-- START Exercise inputs --
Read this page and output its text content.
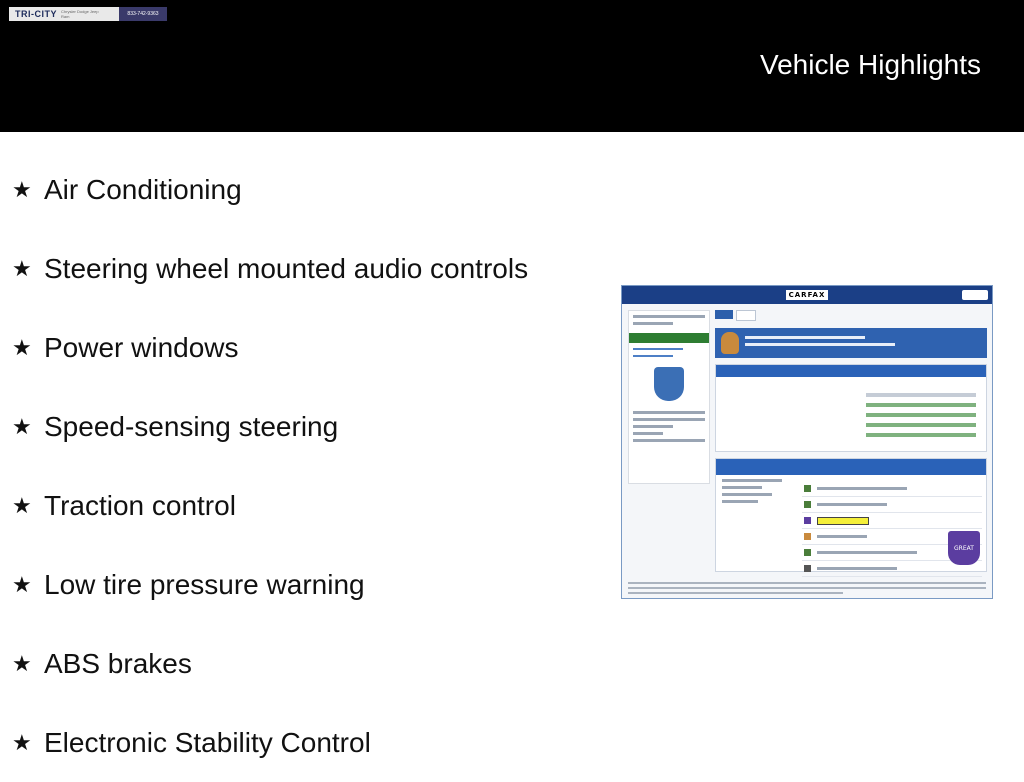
TRI-CITY Chrysler Dodge Jeep Ram	833-742-9363
Vehicle Highlights
★ Air Conditioning
★ Steering wheel mounted audio controls
★ Power windows
★ Speed-sensing steering
★ Traction control
★ Low tire pressure warning
★ ABS brakes
★ Electronic Stability Control
CARFAX
GREAT
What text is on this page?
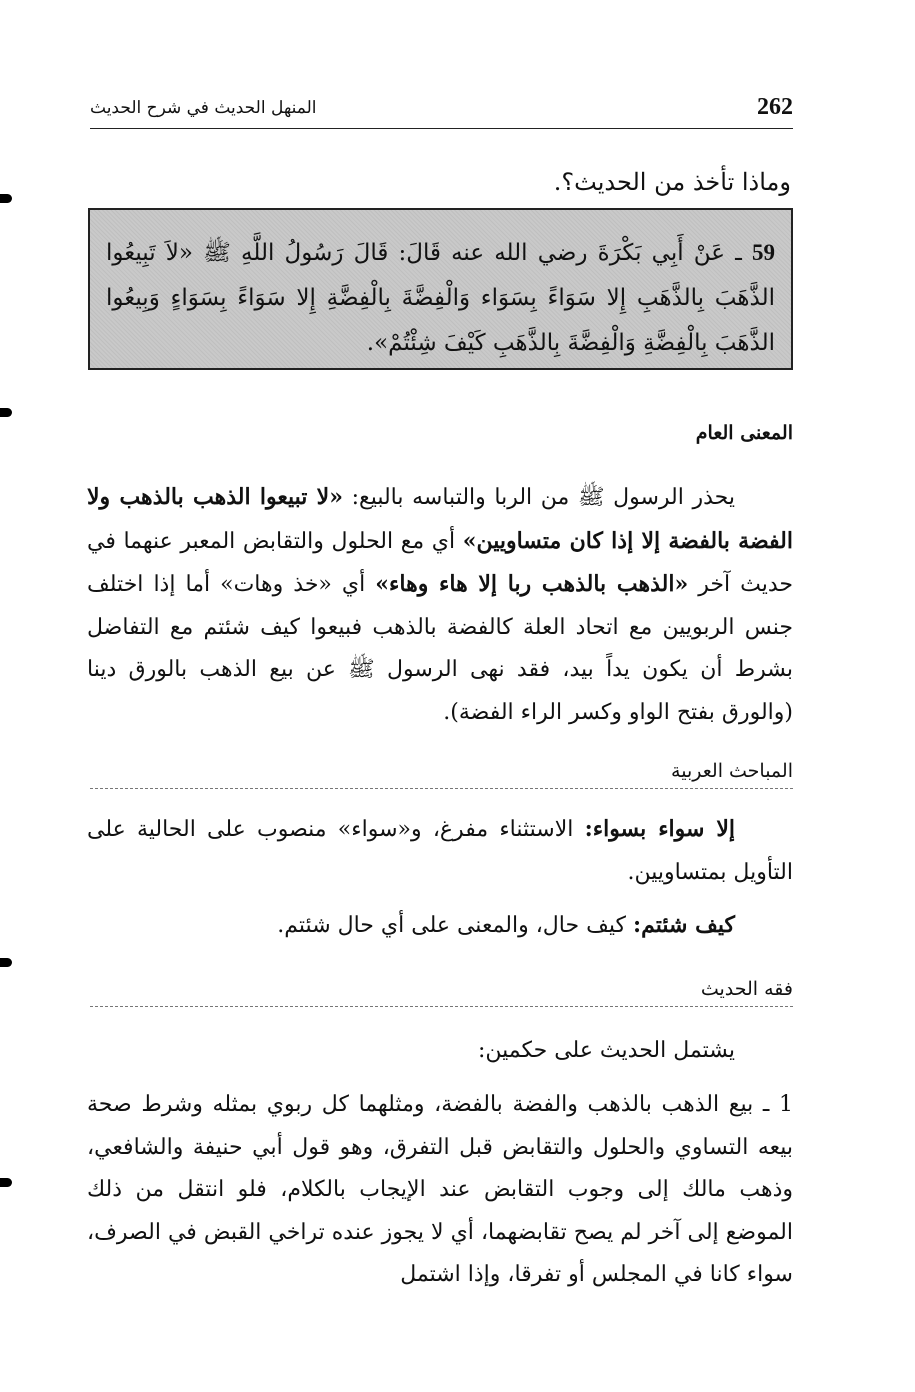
262
المنهل الحديث في شرح الحديث
وماذا تأخذ من الحديث؟.
59 ـ عَنْ أَبِي بَكْرَةَ رضي الله عنه قَالَ: قَالَ رَسُولُ اللَّهِ ﷺ «لاَ تَبِيعُوا الذَّهَبَ بِالذَّهَبِ إِلا سَوَاءً بِسَوَاء وَالْفِضَّةَ بِالْفِضَّةِ إِلا سَوَاءً بِسَوَاءٍ وَبِيعُوا الذَّهَبَ بِالْفِضَّةِ وَالْفِضَّةَ بِالذَّهَبِ كَيْفَ شِئْتُمْ».
المعنى العام
يحذر الرسول ﷺ من الربا والتباسه بالبيع: «لا تبيعوا الذهب بالذهب ولا الفضة بالفضة إلا إذا كان متساويين» أي مع الحلول والتقابض المعبر عنهما في حديث آخر «الذهب بالذهب ربا إلا هاء وهاء» أي «خذ وهات» أما إذا اختلف جنس الربويين مع اتحاد العلة كالفضة بالذهب فبيعوا كيف شئتم مع التفاضل بشرط أن يكون يداً بيد، فقد نهى الرسول ﷺ عن بيع الذهب بالورق دينا (والورق بفتح الواو وكسر الراء الفضة).
المباحث العربية
إلا سواء بسواء: الاستثناء مفرغ، و«سواء» منصوب على الحالية على التأويل بمتساويين.
كيف شئتم: كيف حال، والمعنى على أي حال شئتم.
فقه الحديث
يشتمل الحديث على حكمين:
1 ـ بيع الذهب بالذهب والفضة بالفضة، ومثلهما كل ربوي بمثله وشرط صحة بيعه التساوي والحلول والتقابض قبل التفرق، وهو قول أبي حنيفة والشافعي، وذهب مالك إلى وجوب التقابض عند الإيجاب بالكلام، فلو انتقل من ذلك الموضع إلى آخر لم يصح تقابضهما، أي لا يجوز عنده تراخي القبض في الصرف، سواء كانا في المجلس أو تفرقا، وإذا اشتمل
-- END Exercise inputs --
Directive — Lines from the one that contains "What text is on this page?" through the last line of the data above are to be extracted exactly, with no pictures and no other lines.

Exercise solution —
What text is on this page?
262
المنهل الحديث في شرح الحديث
وماذا تأخذ من الحديث؟.
59 ـ عَنْ أَبِي بَكْرَةَ رضي الله عنه قَالَ: قَالَ رَسُولُ اللَّهِ ﷺ «لاَ تَبِيعُوا الذَّهَبَ بِالذَّهَبِ إِلا سَوَاءً بِسَوَاء وَالْفِضَّةَ بِالْفِضَّةِ إِلا سَوَاءً بِسَوَاءٍ وَبِيعُوا الذَّهَبَ بِالْفِضَّةِ وَالْفِضَّةَ بِالذَّهَبِ كَيْفَ شِئْتُمْ».
المعنى العام
يحذر الرسول ﷺ من الربا والتباسه بالبيع: «لا تبيعوا الذهب بالذهب ولا الفضة بالفضة إلا إذا كان متساويين» أي مع الحلول والتقابض المعبر عنهما في حديث آخر «الذهب بالذهب ربا إلا هاء وهاء» أي «خذ وهات» أما إذا اختلف جنس الربويين مع اتحاد العلة كالفضة بالذهب فبيعوا كيف شئتم مع التفاضل بشرط أن يكون يداً بيد، فقد نهى الرسول ﷺ عن بيع الذهب بالورق دينا (والورق بفتح الواو وكسر الراء الفضة).
المباحث العربية
إلا سواء بسواء: الاستثناء مفرغ، و«سواء» منصوب على الحالية على التأويل بمتساويين.
كيف شئتم: كيف حال، والمعنى على أي حال شئتم.
فقه الحديث
يشتمل الحديث على حكمين:
1 ـ بيع الذهب بالذهب والفضة بالفضة، ومثلهما كل ربوي بمثله وشرط صحة بيعه التساوي والحلول والتقابض قبل التفرق، وهو قول أبي حنيفة والشافعي، وذهب مالك إلى وجوب التقابض عند الإيجاب بالكلام، فلو انتقل من ذلك الموضع إلى آخر لم يصح تقابضهما، أي لا يجوز عنده تراخي القبض في الصرف، سواء كانا في المجلس أو تفرقا، وإذا اشتمل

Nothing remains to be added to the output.